Saved entries
-- -- --

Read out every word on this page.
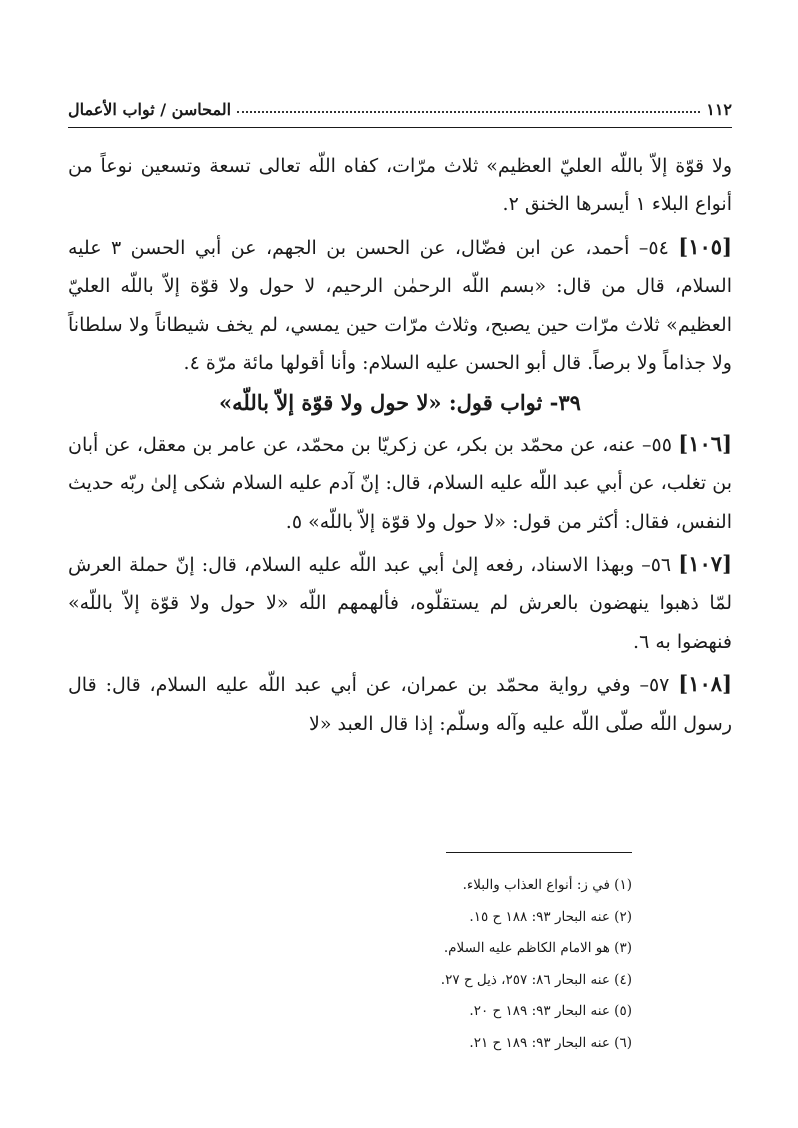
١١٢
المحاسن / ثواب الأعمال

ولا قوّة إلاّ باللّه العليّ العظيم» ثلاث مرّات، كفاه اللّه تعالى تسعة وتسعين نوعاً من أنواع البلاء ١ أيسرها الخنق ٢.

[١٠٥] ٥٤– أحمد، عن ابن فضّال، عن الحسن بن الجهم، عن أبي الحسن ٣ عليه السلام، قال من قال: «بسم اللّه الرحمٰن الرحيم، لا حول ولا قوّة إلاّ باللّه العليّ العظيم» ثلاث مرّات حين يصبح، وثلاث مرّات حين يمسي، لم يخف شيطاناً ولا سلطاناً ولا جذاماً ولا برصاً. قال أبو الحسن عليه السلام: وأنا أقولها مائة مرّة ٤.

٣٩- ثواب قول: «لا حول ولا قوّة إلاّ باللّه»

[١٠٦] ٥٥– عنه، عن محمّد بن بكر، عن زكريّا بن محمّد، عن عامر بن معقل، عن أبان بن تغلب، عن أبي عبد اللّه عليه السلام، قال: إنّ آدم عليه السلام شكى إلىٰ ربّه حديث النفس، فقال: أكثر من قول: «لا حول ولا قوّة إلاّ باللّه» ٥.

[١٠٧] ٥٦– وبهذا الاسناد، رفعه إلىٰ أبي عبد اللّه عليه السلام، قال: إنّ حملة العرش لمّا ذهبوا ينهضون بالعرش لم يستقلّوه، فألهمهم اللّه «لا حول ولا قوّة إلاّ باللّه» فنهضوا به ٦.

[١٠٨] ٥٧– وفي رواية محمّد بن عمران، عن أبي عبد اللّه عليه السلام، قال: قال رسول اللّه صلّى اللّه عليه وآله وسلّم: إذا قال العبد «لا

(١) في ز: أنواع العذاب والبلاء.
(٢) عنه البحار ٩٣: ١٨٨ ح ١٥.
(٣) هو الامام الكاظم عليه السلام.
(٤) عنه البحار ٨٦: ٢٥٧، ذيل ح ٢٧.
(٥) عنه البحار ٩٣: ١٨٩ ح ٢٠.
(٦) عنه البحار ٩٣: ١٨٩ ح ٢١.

-- -- --

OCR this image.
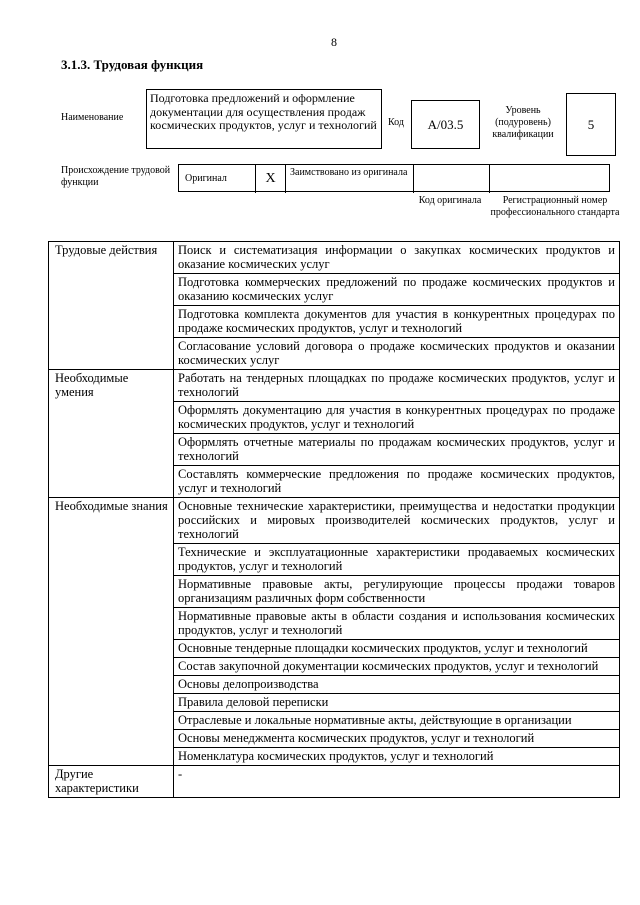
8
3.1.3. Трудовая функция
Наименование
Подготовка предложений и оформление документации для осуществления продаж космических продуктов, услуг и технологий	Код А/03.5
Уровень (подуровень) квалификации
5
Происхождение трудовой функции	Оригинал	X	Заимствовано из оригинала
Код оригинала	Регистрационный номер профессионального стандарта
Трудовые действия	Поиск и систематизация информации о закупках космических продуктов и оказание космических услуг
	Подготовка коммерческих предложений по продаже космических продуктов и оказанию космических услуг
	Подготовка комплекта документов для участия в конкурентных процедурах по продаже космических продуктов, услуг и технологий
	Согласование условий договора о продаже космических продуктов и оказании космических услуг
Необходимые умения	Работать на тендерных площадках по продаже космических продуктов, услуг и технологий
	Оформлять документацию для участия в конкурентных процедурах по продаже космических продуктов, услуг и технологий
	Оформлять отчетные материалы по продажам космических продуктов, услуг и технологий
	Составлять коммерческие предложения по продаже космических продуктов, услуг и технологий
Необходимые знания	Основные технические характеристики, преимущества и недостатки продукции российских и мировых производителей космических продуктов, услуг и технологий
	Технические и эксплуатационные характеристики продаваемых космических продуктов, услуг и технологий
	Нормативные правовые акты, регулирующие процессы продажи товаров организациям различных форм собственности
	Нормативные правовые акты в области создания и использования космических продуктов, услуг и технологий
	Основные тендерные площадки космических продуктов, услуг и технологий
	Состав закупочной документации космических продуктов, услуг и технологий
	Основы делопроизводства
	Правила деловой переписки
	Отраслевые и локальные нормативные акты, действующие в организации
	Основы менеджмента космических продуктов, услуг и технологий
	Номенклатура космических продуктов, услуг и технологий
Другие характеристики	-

-- -- --

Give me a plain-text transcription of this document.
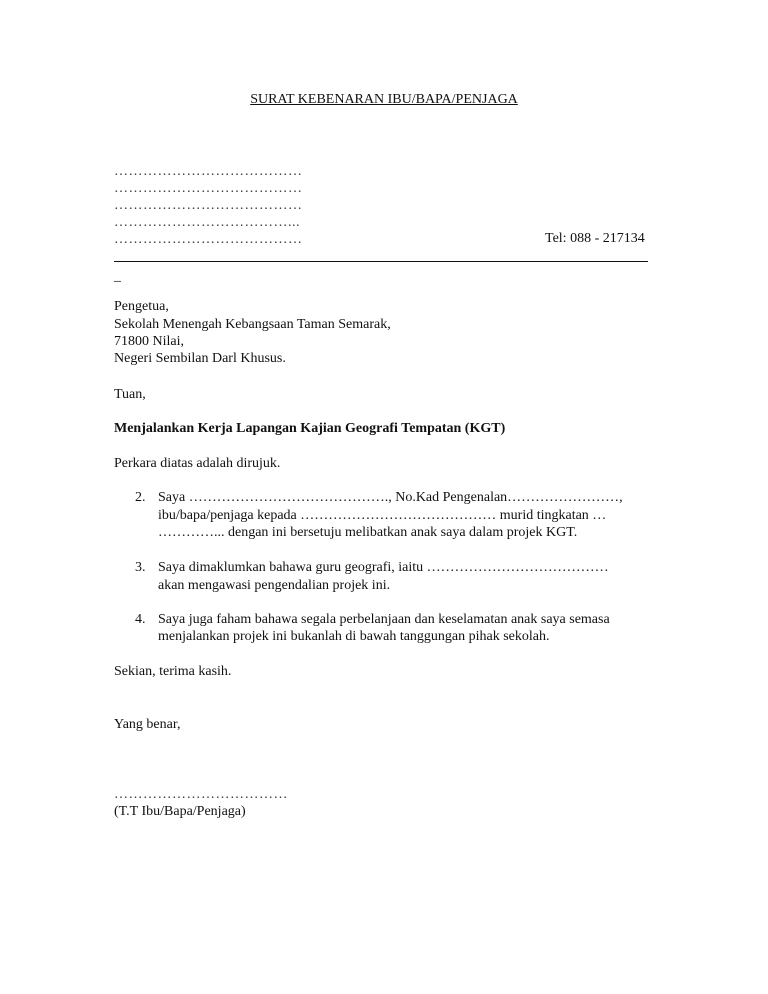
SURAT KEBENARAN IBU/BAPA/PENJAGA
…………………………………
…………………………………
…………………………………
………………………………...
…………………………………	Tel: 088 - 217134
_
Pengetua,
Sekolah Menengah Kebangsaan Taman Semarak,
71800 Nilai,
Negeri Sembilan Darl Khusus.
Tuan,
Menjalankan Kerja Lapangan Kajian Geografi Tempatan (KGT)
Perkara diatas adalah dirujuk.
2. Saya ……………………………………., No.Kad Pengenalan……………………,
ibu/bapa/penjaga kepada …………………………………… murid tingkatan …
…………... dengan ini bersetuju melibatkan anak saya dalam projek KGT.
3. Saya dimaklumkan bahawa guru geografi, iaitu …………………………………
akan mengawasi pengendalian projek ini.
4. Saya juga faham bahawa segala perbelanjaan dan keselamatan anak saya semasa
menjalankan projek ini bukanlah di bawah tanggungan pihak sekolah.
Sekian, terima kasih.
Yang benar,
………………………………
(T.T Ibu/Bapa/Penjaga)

-- -- --

Reproduce every line of the listing above in which the string "projek" appears.

# The answer
…………... dengan ini bersetuju melibatkan anak saya dalam projek KGT.
akan mengawasi pengendalian projek ini.
menjalankan projek ini bukanlah di bawah tanggungan pihak sekolah.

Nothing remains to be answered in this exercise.